## Task to complete
Transcribe word for word the lines spanning the line with "Convert this document image to plain text." through the end of the records.

[Saved entries]
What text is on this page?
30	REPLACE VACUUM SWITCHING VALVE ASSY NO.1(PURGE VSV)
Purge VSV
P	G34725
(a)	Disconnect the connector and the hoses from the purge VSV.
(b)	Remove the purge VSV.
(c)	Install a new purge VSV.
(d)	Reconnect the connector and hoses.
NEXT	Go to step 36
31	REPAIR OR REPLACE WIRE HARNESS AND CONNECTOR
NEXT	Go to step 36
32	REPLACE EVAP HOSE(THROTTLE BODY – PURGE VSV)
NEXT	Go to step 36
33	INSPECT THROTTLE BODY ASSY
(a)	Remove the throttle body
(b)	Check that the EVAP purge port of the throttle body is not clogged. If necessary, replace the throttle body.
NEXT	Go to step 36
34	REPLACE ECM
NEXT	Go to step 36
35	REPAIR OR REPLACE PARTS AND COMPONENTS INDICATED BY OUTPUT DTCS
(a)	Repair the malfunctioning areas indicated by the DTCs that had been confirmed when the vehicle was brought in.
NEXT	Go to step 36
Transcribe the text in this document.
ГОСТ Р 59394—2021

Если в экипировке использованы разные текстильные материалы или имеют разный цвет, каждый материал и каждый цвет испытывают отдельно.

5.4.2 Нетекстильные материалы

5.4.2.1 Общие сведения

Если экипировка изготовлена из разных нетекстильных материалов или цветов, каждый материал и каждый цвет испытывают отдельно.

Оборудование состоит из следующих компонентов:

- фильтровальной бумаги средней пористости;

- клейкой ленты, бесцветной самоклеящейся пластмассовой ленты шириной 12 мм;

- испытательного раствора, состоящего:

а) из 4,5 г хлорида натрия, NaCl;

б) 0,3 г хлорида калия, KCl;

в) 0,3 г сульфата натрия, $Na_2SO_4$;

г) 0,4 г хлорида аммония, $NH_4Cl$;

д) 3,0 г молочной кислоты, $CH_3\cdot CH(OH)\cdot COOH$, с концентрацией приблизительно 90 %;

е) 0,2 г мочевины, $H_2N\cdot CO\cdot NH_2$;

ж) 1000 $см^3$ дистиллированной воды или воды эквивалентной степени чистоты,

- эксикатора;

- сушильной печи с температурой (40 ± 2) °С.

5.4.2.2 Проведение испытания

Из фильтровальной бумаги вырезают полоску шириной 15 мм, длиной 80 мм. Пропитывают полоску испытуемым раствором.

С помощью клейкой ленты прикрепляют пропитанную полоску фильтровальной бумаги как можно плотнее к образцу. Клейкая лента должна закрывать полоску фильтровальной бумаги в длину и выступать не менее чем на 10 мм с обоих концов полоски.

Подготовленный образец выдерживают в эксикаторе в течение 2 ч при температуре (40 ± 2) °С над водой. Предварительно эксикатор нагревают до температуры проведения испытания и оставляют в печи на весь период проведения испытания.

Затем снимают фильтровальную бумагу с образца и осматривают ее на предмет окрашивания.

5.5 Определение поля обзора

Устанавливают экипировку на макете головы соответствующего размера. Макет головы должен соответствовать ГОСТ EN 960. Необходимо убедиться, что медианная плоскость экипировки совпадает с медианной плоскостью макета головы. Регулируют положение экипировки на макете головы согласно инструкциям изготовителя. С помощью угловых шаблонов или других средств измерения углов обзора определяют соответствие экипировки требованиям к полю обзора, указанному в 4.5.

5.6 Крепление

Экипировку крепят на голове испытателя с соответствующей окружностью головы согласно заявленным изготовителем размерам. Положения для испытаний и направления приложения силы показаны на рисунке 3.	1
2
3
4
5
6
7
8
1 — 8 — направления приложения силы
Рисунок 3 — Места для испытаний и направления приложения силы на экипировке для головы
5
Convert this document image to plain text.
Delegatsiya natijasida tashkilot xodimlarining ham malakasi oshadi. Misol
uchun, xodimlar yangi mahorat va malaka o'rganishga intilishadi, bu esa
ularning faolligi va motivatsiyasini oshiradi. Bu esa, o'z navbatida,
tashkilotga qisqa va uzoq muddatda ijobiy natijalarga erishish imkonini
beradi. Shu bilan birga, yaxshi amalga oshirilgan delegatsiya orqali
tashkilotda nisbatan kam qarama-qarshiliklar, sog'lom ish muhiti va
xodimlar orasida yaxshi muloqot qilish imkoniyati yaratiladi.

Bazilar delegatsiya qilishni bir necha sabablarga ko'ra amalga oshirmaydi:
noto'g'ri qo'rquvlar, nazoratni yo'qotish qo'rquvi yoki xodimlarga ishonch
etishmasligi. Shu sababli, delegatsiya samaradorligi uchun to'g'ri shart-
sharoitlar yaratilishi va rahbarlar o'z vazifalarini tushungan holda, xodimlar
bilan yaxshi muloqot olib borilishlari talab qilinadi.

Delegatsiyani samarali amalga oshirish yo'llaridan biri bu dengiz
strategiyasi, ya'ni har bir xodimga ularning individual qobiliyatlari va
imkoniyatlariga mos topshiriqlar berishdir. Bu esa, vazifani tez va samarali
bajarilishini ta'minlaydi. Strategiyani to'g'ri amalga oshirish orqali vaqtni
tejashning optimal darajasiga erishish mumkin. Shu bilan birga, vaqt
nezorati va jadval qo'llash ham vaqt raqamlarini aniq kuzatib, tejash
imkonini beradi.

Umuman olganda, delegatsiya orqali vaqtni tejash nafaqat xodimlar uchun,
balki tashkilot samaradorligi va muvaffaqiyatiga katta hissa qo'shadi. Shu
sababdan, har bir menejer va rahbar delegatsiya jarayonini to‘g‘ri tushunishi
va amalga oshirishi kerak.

## Solution for this exercise
Convert this document image to plain text.
Delegatsiya natijasida tashkilot xodimlarining ham malakasi oshadi. Misol
uchun, xodimlar yangi mahorat va malaka o'rganishga intilishadi, bu esa
ularning faolligi va motivatsiyasini oshiradi. Bu esa, o'z navbatida,
tashkilotga qisqa va uzoq muddatda ijobiy natijalarga erishish imkonini
beradi. Shu bilan birga, yaxshi amalga oshirilgan delegatsiya orqali
tashkilotda nisbatan kam qarama-qarshiliklar, sog'lom ish muhiti va
xodimlar orasida yaxshi muloqot qilish imkoniyati yaratiladi.

Bazilar delegatsiya qilishni bir necha sabablarga ko'ra amalga oshirmaydi:
noto'g'ri qo'rquvlar, nazoratni yo'qotish qo'rquvi yoki xodimlarga ishonch
etishmasligi. Shu sababli, delegatsiya samaradorligi uchun to'g'ri shart-
sharoitlar yaratilishi va rahbarlar o'z vazifalarini tushungan holda, xodimlar
bilan yaxshi muloqot olib borilishlari talab qilinadi.

Delegatsiyani samarali amalga oshirish yo'llaridan biri bu dengiz
strategiyasi, ya'ni har bir xodimga ularning individual qobiliyatlari va
imkoniyatlariga mos topshiriqlar berishdir. Bu esa, vazifani tez va samarali
bajarilishini ta'minlaydi. Strategiyani to'g'ri amalga oshirish orqali vaqtni
tejashning optimal darajasiga erishish mumkin. Shu bilan birga, vaqt
nezorati va jadval qo'llash ham vaqt raqamlarini aniq kuzatib, tejash
imkonini beradi.

Umuman olganda, delegatsiya orqali vaqtni tejash nafaqat xodimlar uchun,
balki tashkilot samaradorligi va muvaffaqiyatiga katta hissa qo'shadi. Shu
sababdan, har bir menejer va rahbar delegatsiya jarayonini to‘g‘ri tushunishi
va amalga oshirishi kerak.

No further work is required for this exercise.